§ WHAT TO WORK ON:
Every record must be written out once more, with nothing added or omitted.

++++++

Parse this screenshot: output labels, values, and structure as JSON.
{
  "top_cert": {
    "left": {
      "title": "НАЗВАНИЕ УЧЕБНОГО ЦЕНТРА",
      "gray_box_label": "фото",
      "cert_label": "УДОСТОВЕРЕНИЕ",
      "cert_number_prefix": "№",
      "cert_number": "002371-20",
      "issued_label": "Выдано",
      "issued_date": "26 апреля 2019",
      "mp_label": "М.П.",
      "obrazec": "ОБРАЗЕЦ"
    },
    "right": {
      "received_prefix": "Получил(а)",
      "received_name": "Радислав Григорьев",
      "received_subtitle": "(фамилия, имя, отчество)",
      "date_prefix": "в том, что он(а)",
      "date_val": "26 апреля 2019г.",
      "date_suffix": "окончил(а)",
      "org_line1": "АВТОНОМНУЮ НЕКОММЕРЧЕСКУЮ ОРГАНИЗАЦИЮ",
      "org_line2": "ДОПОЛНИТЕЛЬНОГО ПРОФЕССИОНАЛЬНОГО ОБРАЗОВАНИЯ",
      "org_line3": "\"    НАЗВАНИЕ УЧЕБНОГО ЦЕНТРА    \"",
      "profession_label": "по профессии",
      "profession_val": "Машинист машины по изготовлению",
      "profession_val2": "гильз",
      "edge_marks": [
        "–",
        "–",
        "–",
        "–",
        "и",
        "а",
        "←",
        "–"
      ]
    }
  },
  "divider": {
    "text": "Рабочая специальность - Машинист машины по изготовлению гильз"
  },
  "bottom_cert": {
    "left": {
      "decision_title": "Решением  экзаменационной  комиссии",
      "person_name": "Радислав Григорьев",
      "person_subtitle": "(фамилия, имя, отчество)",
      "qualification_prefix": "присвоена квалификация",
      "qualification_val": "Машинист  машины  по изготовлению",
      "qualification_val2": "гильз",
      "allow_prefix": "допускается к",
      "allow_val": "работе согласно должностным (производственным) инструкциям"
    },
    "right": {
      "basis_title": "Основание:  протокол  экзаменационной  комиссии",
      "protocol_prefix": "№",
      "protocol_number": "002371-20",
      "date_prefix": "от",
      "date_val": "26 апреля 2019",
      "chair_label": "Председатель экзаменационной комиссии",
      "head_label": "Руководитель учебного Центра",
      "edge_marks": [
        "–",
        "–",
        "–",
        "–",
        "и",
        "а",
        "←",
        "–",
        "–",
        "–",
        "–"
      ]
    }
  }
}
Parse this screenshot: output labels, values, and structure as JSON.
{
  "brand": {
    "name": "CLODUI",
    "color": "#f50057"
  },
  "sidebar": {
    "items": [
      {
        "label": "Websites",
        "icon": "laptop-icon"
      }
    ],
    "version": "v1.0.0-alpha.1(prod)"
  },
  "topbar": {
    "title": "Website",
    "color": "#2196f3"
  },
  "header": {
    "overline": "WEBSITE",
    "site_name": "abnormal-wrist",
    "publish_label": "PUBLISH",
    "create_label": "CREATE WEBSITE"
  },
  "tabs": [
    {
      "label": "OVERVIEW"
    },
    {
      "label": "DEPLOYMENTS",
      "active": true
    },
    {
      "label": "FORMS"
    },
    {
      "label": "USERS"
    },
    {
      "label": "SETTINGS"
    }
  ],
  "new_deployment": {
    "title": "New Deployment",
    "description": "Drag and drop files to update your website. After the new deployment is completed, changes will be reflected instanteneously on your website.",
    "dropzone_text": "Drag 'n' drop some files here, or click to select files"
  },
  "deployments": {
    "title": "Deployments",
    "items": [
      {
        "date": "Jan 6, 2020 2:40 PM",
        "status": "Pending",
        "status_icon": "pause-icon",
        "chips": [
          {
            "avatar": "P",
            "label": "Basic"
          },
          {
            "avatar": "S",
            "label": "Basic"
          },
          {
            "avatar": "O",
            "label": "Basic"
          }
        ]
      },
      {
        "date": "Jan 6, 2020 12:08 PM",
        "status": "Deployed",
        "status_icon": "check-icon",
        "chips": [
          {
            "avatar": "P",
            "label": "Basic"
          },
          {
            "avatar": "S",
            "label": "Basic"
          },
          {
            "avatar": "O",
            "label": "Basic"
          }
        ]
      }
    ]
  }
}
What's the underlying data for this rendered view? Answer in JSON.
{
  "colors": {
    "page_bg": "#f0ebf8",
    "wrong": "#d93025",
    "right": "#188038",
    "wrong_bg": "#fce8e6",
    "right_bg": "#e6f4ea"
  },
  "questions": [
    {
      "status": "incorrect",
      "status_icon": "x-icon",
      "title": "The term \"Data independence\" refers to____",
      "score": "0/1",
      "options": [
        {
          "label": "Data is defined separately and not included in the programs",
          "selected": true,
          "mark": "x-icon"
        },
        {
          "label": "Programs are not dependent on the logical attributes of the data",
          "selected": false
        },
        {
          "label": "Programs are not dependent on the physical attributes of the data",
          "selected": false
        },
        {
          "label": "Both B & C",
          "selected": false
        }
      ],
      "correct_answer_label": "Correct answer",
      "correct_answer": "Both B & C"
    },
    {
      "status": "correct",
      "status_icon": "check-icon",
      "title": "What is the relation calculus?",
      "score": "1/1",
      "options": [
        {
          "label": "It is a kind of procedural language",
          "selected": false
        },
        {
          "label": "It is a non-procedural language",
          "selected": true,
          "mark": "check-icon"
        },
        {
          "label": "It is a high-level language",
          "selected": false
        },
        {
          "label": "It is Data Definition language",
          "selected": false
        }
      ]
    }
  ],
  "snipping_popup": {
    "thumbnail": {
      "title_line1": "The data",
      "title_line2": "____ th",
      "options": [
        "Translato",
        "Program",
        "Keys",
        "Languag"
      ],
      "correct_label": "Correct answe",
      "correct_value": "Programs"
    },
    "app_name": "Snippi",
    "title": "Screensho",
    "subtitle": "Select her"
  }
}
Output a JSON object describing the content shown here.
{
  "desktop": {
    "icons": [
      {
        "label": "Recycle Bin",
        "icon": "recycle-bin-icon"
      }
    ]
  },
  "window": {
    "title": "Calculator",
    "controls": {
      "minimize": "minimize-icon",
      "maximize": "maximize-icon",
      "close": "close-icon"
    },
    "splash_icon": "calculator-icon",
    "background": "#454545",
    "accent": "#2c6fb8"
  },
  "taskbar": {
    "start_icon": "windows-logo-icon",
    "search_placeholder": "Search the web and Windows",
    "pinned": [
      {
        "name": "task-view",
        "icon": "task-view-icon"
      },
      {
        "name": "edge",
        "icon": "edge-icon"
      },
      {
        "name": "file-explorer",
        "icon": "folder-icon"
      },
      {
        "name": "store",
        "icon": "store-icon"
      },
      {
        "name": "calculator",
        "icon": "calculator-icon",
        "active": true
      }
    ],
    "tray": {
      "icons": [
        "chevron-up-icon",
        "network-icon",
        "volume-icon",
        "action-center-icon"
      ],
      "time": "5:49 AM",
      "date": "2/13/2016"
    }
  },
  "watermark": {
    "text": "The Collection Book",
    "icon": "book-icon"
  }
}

++++++

§ EXPECTED ANSWER:
Parse this screenshot: output labels, values, and structure as JSON.
{
  "top_cert": {
    "left": {
      "title": "НАЗВАНИЕ УЧЕБНОГО ЦЕНТРА",
      "gray_box_label": "фото",
      "cert_label": "УДОСТОВЕРЕНИЕ",
      "cert_number_prefix": "№",
      "cert_number": "002371-20",
      "issued_label": "Выдано",
      "issued_date": "26 апреля 2019",
      "mp_label": "М.П.",
      "obrazec": "ОБРАЗЕЦ"
    },
    "right": {
      "received_prefix": "Получил(а)",
      "received_name": "Радислав Григорьев",
      "received_subtitle": "(фамилия, имя, отчество)",
      "date_prefix": "в том, что он(а)",
      "date_val": "26 апреля 2019г.",
      "date_suffix": "окончил(а)",
      "org_line1": "АВТОНОМНУЮ НЕКОММЕРЧЕСКУЮ ОРГАНИЗАЦИЮ",
      "org_line2": "ДОПОЛНИТЕЛЬНОГО ПРОФЕССИОНАЛЬНОГО ОБРАЗОВАНИЯ",
      "org_line3": "\"    НАЗВАНИЕ УЧЕБНОГО ЦЕНТРА    \"",
      "profession_label": "по профессии",
      "profession_val": "Машинист машины по изготовлению",
      "profession_val2": "гильз",
      "edge_marks": [
        "–",
        "–",
        "–",
        "–",
        "и",
        "а",
        "←",
        "–"
      ]
    }
  },
  "divider": {
    "text": "Рабочая специальность - Машинист машины по изготовлению гильз"
  },
  "bottom_cert": {
    "left": {
      "decision_title": "Решением  экзаменационной  комиссии",
      "person_name": "Радислав Григорьев",
      "person_subtitle": "(фамилия, имя, отчество)",
      "qualification_prefix": "присвоена квалификация",
      "qualification_val": "Машинист  машины  по изготовлению",
      "qualification_val2": "гильз",
      "allow_prefix": "допускается к",
      "allow_val": "работе согласно должностным (производственным) инструкциям"
    },
    "right": {
      "basis_title": "Основание:  протокол  экзаменационной  комиссии",
      "protocol_prefix": "№",
      "protocol_number": "002371-20",
      "date_prefix": "от",
      "date_val": "26 апреля 2019",
      "chair_label": "Председатель экзаменационной комиссии",
      "head_label": "Руководитель учебного Центра",
      "edge_marks": [
        "–",
        "–",
        "–",
        "–",
        "и",
        "а",
        "←",
        "–",
        "–",
        "–",
        "–"
      ]
    }
  }
}
Parse this screenshot: output labels, values, and structure as JSON.
{
  "brand": {
    "name": "CLODUI",
    "color": "#f50057"
  },
  "sidebar": {
    "items": [
      {
        "label": "Websites",
        "icon": "laptop-icon"
      }
    ],
    "version": "v1.0.0-alpha.1(prod)"
  },
  "topbar": {
    "title": "Website",
    "color": "#2196f3"
  },
  "header": {
    "overline": "WEBSITE",
    "site_name": "abnormal-wrist",
    "publish_label": "PUBLISH",
    "create_label": "CREATE WEBSITE"
  },
  "tabs": [
    {
      "label": "OVERVIEW"
    },
    {
      "label": "DEPLOYMENTS",
      "active": true
    },
    {
      "label": "FORMS"
    },
    {
      "label": "USERS"
    },
    {
      "label": "SETTINGS"
    }
  ],
  "new_deployment": {
    "title": "New Deployment",
    "description": "Drag and drop files to update your website. After the new deployment is completed, changes will be reflected instanteneously on your website.",
    "dropzone_text": "Drag 'n' drop some files here, or click to select files"
  },
  "deployments": {
    "title": "Deployments",
    "items": [
      {
        "date": "Jan 6, 2020 2:40 PM",
        "status": "Pending",
        "status_icon": "pause-icon",
        "chips": [
          {
            "avatar": "P",
            "label": "Basic"
          },
          {
            "avatar": "S",
            "label": "Basic"
          },
          {
            "avatar": "O",
            "label": "Basic"
          }
        ]
      },
      {
        "date": "Jan 6, 2020 12:08 PM",
        "status": "Deployed",
        "status_icon": "check-icon",
        "chips": [
          {
            "avatar": "P",
            "label": "Basic"
          },
          {
            "avatar": "S",
            "label": "Basic"
          },
          {
            "avatar": "O",
            "label": "Basic"
          }
        ]
      }
    ]
  }
}
What's the underlying data for this rendered view? Answer in JSON.
{
  "colors": {
    "page_bg": "#f0ebf8",
    "wrong": "#d93025",
    "right": "#188038",
    "wrong_bg": "#fce8e6",
    "right_bg": "#e6f4ea"
  },
  "questions": [
    {
      "status": "incorrect",
      "status_icon": "x-icon",
      "title": "The term \"Data independence\" refers to____",
      "score": "0/1",
      "options": [
        {
          "label": "Data is defined separately and not included in the programs",
          "selected": true,
          "mark": "x-icon"
        },
        {
          "label": "Programs are not dependent on the logical attributes of the data",
          "selected": false
        },
        {
          "label": "Programs are not dependent on the physical attributes of the data",
          "selected": false
        },
        {
          "label": "Both B & C",
          "selected": false
        }
      ],
      "correct_answer_label": "Correct answer",
      "correct_answer": "Both B & C"
    },
    {
      "status": "correct",
      "status_icon": "check-icon",
      "title": "What is the relation calculus?",
      "score": "1/1",
      "options": [
        {
          "label": "It is a kind of procedural language",
          "selected": false
        },
        {
          "label": "It is a non-procedural language",
          "selected": true,
          "mark": "check-icon"
        },
        {
          "label": "It is a high-level language",
          "selected": false
        },
        {
          "label": "It is Data Definition language",
          "selected": false
        }
      ]
    }
  ],
  "snipping_popup": {
    "thumbnail": {
      "title_line1": "The data",
      "title_line2": "____ th",
      "options": [
        "Translato",
        "Program",
        "Keys",
        "Languag"
      ],
      "correct_label": "Correct answe",
      "correct_value": "Programs"
    },
    "app_name": "Snippi",
    "title": "Screensho",
    "subtitle": "Select her"
  }
}
Output a JSON object describing the content shown here.
{
  "desktop": {
    "icons": [
      {
        "label": "Recycle Bin",
        "icon": "recycle-bin-icon"
      }
    ]
  },
  "window": {
    "title": "Calculator",
    "controls": {
      "minimize": "minimize-icon",
      "maximize": "maximize-icon",
      "close": "close-icon"
    },
    "splash_icon": "calculator-icon",
    "background": "#454545",
    "accent": "#2c6fb8"
  },
  "taskbar": {
    "start_icon": "windows-logo-icon",
    "search_placeholder": "Search the web and Windows",
    "pinned": [
      {
        "name": "task-view",
        "icon": "task-view-icon"
      },
      {
        "name": "edge",
        "icon": "edge-icon"
      },
      {
        "name": "file-explorer",
        "icon": "folder-icon"
      },
      {
        "name": "store",
        "icon": "store-icon"
      },
      {
        "name": "calculator",
        "icon": "calculator-icon",
        "active": true
      }
    ],
    "tray": {
      "icons": [
        "chevron-up-icon",
        "network-icon",
        "volume-icon",
        "action-center-icon"
      ],
      "time": "5:49 AM",
      "date": "2/13/2016"
    }
  },
  "watermark": {
    "text": "The Collection Book",
    "icon": "book-icon"
  }
}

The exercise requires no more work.